Stated exercise:
Return all lines where the word "illustration" can be found.

>> START Rows

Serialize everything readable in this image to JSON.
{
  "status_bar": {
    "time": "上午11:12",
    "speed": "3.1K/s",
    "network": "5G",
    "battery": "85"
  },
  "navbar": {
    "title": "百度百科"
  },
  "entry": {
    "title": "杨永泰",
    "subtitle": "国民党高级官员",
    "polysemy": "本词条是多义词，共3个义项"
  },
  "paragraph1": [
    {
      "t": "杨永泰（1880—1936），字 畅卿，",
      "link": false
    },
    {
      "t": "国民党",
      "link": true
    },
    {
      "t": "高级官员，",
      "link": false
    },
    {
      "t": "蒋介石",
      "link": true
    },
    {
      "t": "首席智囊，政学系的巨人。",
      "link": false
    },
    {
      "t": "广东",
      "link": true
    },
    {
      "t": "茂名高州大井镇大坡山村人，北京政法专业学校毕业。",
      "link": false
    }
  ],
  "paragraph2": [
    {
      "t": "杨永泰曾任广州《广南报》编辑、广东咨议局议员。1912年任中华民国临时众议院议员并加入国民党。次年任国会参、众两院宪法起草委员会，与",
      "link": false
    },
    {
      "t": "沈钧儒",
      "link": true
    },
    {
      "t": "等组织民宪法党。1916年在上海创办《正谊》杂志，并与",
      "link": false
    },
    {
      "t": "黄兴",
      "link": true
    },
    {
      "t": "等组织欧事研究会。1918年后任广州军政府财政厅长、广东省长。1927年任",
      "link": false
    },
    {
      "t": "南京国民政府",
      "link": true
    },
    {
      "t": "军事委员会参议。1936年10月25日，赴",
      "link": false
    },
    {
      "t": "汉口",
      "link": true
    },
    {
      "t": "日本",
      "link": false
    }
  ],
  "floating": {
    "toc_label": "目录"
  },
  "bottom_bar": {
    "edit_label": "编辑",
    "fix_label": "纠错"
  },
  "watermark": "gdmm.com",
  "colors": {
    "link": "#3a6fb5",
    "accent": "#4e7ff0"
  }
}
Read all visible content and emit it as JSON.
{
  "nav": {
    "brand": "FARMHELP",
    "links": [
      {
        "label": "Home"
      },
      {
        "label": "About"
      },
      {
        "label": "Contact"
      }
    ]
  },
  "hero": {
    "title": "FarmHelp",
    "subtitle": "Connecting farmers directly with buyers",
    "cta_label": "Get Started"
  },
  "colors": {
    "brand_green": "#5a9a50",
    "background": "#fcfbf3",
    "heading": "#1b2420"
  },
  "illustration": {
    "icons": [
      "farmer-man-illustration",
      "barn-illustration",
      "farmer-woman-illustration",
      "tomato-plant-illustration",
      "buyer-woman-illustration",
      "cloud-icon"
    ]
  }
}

>> END Rows

Response below:
  "illustration": {
      "farmer-man-illustration",
      "barn-illustration",
      "farmer-woman-illustration",
      "tomato-plant-illustration",
      "buyer-woman-illustration",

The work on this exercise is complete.